━━ DATA FOR THIS TASK ━━
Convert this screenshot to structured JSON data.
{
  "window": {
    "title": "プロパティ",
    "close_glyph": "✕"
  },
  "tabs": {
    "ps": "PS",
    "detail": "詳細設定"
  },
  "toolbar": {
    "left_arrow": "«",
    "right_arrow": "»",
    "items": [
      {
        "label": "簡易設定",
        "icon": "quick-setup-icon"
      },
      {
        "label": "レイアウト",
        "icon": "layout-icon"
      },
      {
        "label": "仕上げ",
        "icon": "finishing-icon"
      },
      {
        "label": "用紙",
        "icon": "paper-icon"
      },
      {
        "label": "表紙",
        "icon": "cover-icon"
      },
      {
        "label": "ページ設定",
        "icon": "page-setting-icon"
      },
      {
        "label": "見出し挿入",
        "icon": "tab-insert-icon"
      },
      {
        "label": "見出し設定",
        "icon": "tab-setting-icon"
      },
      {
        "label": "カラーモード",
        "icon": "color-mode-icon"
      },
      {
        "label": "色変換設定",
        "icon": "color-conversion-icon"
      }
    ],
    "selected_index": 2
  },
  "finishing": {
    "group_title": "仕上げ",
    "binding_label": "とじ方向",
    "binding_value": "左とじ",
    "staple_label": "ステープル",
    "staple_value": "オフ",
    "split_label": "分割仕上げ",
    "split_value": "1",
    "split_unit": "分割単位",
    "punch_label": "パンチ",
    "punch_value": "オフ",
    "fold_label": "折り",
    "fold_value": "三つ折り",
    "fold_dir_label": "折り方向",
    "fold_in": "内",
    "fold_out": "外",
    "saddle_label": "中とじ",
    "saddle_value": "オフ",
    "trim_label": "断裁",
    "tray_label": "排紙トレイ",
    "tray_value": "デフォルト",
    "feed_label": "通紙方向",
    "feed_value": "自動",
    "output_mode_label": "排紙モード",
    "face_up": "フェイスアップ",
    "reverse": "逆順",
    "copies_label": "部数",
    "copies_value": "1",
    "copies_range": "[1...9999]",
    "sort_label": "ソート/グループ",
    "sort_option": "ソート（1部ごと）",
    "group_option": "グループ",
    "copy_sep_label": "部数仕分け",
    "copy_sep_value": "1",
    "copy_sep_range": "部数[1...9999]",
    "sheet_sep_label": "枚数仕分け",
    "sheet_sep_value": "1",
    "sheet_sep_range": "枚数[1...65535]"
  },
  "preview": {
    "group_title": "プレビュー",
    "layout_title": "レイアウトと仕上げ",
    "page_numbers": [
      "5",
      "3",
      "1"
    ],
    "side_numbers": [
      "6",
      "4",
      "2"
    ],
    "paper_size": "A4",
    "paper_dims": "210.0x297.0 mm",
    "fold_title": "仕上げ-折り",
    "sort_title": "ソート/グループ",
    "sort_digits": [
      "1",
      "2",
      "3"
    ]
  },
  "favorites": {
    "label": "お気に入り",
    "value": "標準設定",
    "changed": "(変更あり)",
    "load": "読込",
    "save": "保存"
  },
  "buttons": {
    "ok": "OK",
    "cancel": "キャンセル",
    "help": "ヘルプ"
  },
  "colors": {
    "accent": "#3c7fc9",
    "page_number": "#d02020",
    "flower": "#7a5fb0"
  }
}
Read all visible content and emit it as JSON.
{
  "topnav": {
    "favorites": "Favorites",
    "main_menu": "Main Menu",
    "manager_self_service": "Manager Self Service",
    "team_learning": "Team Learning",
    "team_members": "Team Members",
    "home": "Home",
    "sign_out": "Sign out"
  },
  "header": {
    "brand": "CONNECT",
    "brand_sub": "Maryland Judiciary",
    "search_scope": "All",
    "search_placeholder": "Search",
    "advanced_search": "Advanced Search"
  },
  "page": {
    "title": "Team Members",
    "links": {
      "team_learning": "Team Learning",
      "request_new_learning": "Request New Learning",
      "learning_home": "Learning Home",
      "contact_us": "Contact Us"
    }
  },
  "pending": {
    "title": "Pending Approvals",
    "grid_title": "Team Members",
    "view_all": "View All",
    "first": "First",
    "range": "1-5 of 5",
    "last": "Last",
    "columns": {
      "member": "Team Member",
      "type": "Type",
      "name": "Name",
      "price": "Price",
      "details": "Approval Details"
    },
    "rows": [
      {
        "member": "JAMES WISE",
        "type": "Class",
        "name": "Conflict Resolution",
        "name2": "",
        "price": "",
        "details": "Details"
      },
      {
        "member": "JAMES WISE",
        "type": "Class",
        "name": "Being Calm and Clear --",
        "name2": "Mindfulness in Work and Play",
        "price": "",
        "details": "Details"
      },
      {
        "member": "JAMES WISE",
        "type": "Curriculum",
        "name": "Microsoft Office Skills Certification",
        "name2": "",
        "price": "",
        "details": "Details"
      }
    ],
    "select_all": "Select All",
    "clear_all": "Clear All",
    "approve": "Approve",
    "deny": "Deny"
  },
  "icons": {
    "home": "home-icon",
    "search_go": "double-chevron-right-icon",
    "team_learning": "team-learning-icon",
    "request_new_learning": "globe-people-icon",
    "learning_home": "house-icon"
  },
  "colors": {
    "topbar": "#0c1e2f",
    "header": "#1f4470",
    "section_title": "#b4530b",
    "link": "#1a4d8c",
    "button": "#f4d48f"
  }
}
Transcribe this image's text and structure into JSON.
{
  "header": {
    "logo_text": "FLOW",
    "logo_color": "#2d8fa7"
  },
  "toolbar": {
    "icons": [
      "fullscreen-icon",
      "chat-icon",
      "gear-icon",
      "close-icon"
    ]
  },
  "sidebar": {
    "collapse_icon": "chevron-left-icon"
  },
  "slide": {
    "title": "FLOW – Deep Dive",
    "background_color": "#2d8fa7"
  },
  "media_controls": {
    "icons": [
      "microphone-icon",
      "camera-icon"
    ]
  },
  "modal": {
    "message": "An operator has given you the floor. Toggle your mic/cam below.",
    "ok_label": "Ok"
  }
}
━━━
[EXERCISE AIM]: Copy down the whole of the data above, matching it exactly.

[CORRECT ANSWER]:
Convert this screenshot to structured JSON data.
{
  "window": {
    "title": "プロパティ",
    "close_glyph": "✕"
  },
  "tabs": {
    "ps": "PS",
    "detail": "詳細設定"
  },
  "toolbar": {
    "left_arrow": "«",
    "right_arrow": "»",
    "items": [
      {
        "label": "簡易設定",
        "icon": "quick-setup-icon"
      },
      {
        "label": "レイアウト",
        "icon": "layout-icon"
      },
      {
        "label": "仕上げ",
        "icon": "finishing-icon"
      },
      {
        "label": "用紙",
        "icon": "paper-icon"
      },
      {
        "label": "表紙",
        "icon": "cover-icon"
      },
      {
        "label": "ページ設定",
        "icon": "page-setting-icon"
      },
      {
        "label": "見出し挿入",
        "icon": "tab-insert-icon"
      },
      {
        "label": "見出し設定",
        "icon": "tab-setting-icon"
      },
      {
        "label": "カラーモード",
        "icon": "color-mode-icon"
      },
      {
        "label": "色変換設定",
        "icon": "color-conversion-icon"
      }
    ],
    "selected_index": 2
  },
  "finishing": {
    "group_title": "仕上げ",
    "binding_label": "とじ方向",
    "binding_value": "左とじ",
    "staple_label": "ステープル",
    "staple_value": "オフ",
    "split_label": "分割仕上げ",
    "split_value": "1",
    "split_unit": "分割単位",
    "punch_label": "パンチ",
    "punch_value": "オフ",
    "fold_label": "折り",
    "fold_value": "三つ折り",
    "fold_dir_label": "折り方向",
    "fold_in": "内",
    "fold_out": "外",
    "saddle_label": "中とじ",
    "saddle_value": "オフ",
    "trim_label": "断裁",
    "tray_label": "排紙トレイ",
    "tray_value": "デフォルト",
    "feed_label": "通紙方向",
    "feed_value": "自動",
    "output_mode_label": "排紙モード",
    "face_up": "フェイスアップ",
    "reverse": "逆順",
    "copies_label": "部数",
    "copies_value": "1",
    "copies_range": "[1...9999]",
    "sort_label": "ソート/グループ",
    "sort_option": "ソート（1部ごと）",
    "group_option": "グループ",
    "copy_sep_label": "部数仕分け",
    "copy_sep_value": "1",
    "copy_sep_range": "部数[1...9999]",
    "sheet_sep_label": "枚数仕分け",
    "sheet_sep_value": "1",
    "sheet_sep_range": "枚数[1...65535]"
  },
  "preview": {
    "group_title": "プレビュー",
    "layout_title": "レイアウトと仕上げ",
    "page_numbers": [
      "5",
      "3",
      "1"
    ],
    "side_numbers": [
      "6",
      "4",
      "2"
    ],
    "paper_size": "A4",
    "paper_dims": "210.0x297.0 mm",
    "fold_title": "仕上げ-折り",
    "sort_title": "ソート/グループ",
    "sort_digits": [
      "1",
      "2",
      "3"
    ]
  },
  "favorites": {
    "label": "お気に入り",
    "value": "標準設定",
    "changed": "(変更あり)",
    "load": "読込",
    "save": "保存"
  },
  "buttons": {
    "ok": "OK",
    "cancel": "キャンセル",
    "help": "ヘルプ"
  },
  "colors": {
    "accent": "#3c7fc9",
    "page_number": "#d02020",
    "flower": "#7a5fb0"
  }
}
Read all visible content and emit it as JSON.
{
  "topnav": {
    "favorites": "Favorites",
    "main_menu": "Main Menu",
    "manager_self_service": "Manager Self Service",
    "team_learning": "Team Learning",
    "team_members": "Team Members",
    "home": "Home",
    "sign_out": "Sign out"
  },
  "header": {
    "brand": "CONNECT",
    "brand_sub": "Maryland Judiciary",
    "search_scope": "All",
    "search_placeholder": "Search",
    "advanced_search": "Advanced Search"
  },
  "page": {
    "title": "Team Members",
    "links": {
      "team_learning": "Team Learning",
      "request_new_learning": "Request New Learning",
      "learning_home": "Learning Home",
      "contact_us": "Contact Us"
    }
  },
  "pending": {
    "title": "Pending Approvals",
    "grid_title": "Team Members",
    "view_all": "View All",
    "first": "First",
    "range": "1-5 of 5",
    "last": "Last",
    "columns": {
      "member": "Team Member",
      "type": "Type",
      "name": "Name",
      "price": "Price",
      "details": "Approval Details"
    },
    "rows": [
      {
        "member": "JAMES WISE",
        "type": "Class",
        "name": "Conflict Resolution",
        "name2": "",
        "price": "",
        "details": "Details"
      },
      {
        "member": "JAMES WISE",
        "type": "Class",
        "name": "Being Calm and Clear --",
        "name2": "Mindfulness in Work and Play",
        "price": "",
        "details": "Details"
      },
      {
        "member": "JAMES WISE",
        "type": "Curriculum",
        "name": "Microsoft Office Skills Certification",
        "name2": "",
        "price": "",
        "details": "Details"
      }
    ],
    "select_all": "Select All",
    "clear_all": "Clear All",
    "approve": "Approve",
    "deny": "Deny"
  },
  "icons": {
    "home": "home-icon",
    "search_go": "double-chevron-right-icon",
    "team_learning": "team-learning-icon",
    "request_new_learning": "globe-people-icon",
    "learning_home": "house-icon"
  },
  "colors": {
    "topbar": "#0c1e2f",
    "header": "#1f4470",
    "section_title": "#b4530b",
    "link": "#1a4d8c",
    "button": "#f4d48f"
  }
}
Transcribe this image's text and structure into JSON.
{
  "header": {
    "logo_text": "FLOW",
    "logo_color": "#2d8fa7"
  },
  "toolbar": {
    "icons": [
      "fullscreen-icon",
      "chat-icon",
      "gear-icon",
      "close-icon"
    ]
  },
  "sidebar": {
    "collapse_icon": "chevron-left-icon"
  },
  "slide": {
    "title": "FLOW – Deep Dive",
    "background_color": "#2d8fa7"
  },
  "media_controls": {
    "icons": [
      "microphone-icon",
      "camera-icon"
    ]
  },
  "modal": {
    "message": "An operator has given you the floor. Toggle your mic/cam below.",
    "ok_label": "Ok"
  }
}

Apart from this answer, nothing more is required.